Count every line that includes the string "this" in the entries that follow. Nothing besides the number is needed.

#####

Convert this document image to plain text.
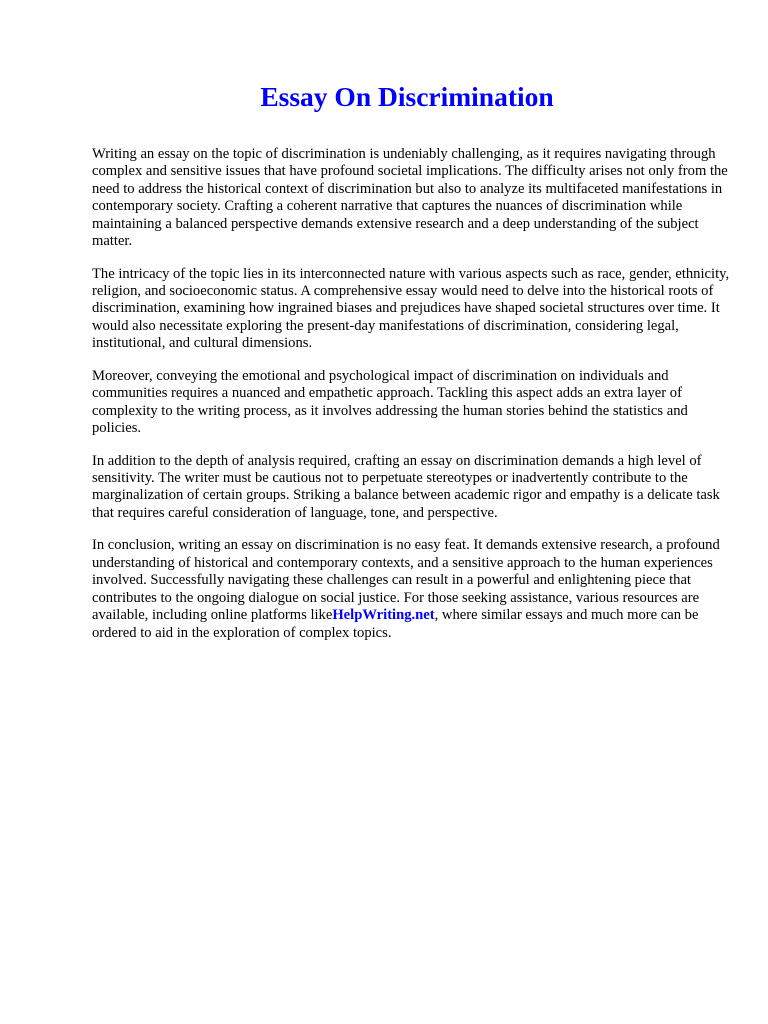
Essay On Discrimination

Writing an essay on the topic of discrimination is undeniably challenging, as it requires navigating through complex and sensitive issues that have profound societal implications. The difficulty arises not only from the need to address the historical context of discrimination but also to analyze its multifaceted manifestations in contemporary society. Crafting a coherent narrative that captures the nuances of discrimination while maintaining a balanced perspective demands extensive research and a deep understanding of the subject matter.

The intricacy of the topic lies in its interconnected nature with various aspects such as race, gender, ethnicity, religion, and socioeconomic status. A comprehensive essay would need to delve into the historical roots of discrimination, examining how ingrained biases and prejudices have shaped societal structures over time. It would also necessitate exploring the present-day manifestations of discrimination, considering legal, institutional, and cultural dimensions.

Moreover, conveying the emotional and psychological impact of discrimination on individuals and communities requires a nuanced and empathetic approach. Tackling this aspect adds an extra layer of complexity to the writing process, as it involves addressing the human stories behind the statistics and policies.

In addition to the depth of analysis required, crafting an essay on discrimination demands a high level of sensitivity. The writer must be cautious not to perpetuate stereotypes or inadvertently contribute to the marginalization of certain groups. Striking a balance between academic rigor and empathy is a delicate task that requires careful consideration of language, tone, and perspective.

In conclusion, writing an essay on discrimination is no easy feat. It demands extensive research, a profound understanding of historical and contemporary contexts, and a sensitive approach to the human experiences involved. Successfully navigating these challenges can result in a powerful and enlightening piece that contributes to the ongoing dialogue on social justice. For those seeking assistance, various resources are available, including online platforms likeHelpWriting.net, where similar essays and much more can be ordered to aid in the exploration of complex topics.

#####

| Reply to the task |
2